##### Exercise material

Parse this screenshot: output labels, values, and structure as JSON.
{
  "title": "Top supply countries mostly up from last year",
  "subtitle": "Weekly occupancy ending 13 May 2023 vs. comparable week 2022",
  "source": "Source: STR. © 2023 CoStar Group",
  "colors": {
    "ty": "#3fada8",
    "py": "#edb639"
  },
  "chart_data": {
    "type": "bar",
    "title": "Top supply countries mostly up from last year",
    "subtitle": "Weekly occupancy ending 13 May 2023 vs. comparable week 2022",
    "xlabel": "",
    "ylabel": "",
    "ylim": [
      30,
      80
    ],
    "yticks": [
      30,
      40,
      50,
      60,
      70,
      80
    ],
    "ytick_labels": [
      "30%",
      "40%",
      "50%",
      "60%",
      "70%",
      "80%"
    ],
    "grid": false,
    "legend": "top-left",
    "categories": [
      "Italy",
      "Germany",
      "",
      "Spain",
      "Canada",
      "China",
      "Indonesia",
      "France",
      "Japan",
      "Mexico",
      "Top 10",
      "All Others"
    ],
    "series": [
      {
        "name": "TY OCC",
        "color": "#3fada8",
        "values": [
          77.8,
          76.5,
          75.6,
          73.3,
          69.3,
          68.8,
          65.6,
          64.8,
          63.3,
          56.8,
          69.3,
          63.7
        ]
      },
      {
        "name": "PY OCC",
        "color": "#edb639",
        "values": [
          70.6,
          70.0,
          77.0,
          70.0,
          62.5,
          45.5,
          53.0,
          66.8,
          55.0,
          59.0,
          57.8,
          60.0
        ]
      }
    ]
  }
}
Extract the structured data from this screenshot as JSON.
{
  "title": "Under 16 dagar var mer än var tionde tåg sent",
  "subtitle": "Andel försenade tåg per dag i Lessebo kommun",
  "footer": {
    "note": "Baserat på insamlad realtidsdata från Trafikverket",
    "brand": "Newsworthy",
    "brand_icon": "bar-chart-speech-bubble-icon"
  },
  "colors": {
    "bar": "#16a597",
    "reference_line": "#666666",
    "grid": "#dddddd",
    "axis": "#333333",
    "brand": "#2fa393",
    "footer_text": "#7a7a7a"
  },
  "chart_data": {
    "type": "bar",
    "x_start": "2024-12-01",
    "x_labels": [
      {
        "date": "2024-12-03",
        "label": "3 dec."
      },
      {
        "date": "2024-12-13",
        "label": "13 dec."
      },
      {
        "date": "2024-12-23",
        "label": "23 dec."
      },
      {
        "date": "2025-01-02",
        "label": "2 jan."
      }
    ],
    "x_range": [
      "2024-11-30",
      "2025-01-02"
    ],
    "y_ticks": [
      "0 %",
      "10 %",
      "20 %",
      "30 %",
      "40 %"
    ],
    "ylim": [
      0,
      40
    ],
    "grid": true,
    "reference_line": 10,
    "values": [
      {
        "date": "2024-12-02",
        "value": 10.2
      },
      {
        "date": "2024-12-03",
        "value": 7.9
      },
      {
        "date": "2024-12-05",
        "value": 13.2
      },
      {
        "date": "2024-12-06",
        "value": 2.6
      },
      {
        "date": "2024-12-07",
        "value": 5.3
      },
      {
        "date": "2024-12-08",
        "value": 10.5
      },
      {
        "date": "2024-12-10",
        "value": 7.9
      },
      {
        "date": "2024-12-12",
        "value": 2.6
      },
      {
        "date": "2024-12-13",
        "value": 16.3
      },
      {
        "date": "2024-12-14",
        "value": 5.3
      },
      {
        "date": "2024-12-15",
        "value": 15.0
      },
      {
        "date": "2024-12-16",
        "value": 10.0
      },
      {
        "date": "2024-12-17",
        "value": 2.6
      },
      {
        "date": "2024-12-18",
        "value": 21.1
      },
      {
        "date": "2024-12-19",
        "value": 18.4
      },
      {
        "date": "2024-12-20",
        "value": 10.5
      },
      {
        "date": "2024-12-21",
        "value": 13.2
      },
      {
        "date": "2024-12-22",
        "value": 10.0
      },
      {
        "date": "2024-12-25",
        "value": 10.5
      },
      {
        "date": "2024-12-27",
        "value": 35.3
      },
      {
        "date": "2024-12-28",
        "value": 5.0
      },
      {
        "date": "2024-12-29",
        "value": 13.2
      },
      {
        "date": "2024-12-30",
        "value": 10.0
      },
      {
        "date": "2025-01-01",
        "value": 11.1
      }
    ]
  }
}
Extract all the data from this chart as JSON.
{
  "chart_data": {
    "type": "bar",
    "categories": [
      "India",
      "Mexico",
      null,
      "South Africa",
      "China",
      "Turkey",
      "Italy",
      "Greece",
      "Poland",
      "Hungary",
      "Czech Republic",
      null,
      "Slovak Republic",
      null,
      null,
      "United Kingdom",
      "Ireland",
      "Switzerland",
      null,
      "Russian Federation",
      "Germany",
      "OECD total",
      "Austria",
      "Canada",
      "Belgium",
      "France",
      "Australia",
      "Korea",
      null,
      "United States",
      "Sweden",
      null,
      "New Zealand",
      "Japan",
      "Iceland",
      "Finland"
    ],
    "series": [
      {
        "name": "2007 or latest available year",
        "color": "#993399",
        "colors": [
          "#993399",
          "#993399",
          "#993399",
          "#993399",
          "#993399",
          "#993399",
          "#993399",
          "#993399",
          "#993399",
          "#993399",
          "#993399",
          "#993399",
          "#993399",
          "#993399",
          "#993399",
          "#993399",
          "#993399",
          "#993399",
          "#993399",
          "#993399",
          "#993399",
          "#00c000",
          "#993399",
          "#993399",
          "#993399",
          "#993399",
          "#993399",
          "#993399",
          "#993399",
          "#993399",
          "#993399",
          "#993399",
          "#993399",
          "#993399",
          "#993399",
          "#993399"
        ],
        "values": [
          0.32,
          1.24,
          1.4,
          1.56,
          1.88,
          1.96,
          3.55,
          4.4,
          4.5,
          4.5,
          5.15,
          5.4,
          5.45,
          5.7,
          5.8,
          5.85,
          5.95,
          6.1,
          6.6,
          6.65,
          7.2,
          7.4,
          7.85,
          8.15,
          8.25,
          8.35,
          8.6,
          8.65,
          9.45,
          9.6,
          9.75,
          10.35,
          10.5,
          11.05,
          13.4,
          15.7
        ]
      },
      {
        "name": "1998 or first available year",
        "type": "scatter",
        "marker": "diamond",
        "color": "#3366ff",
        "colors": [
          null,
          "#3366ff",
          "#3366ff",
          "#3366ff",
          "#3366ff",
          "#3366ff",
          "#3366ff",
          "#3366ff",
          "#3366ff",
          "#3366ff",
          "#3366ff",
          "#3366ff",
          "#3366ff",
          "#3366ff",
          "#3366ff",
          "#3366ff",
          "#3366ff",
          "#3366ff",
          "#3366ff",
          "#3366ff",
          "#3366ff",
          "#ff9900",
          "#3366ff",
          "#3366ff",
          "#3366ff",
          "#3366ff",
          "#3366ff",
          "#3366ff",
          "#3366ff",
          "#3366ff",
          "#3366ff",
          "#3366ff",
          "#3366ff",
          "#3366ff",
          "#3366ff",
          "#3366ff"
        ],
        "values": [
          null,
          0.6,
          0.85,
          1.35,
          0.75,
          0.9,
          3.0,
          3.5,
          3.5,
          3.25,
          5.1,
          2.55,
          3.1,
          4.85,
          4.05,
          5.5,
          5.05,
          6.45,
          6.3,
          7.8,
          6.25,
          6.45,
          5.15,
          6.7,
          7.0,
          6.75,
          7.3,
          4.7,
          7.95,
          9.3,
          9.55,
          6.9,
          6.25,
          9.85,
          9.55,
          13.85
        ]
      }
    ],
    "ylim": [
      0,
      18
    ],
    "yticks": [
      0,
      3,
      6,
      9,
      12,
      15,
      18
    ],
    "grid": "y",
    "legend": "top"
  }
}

##########

* _Challenge_: How many lines of the listing above include the word "JSON"? Reply with the number alone.

* _Right answer_: 3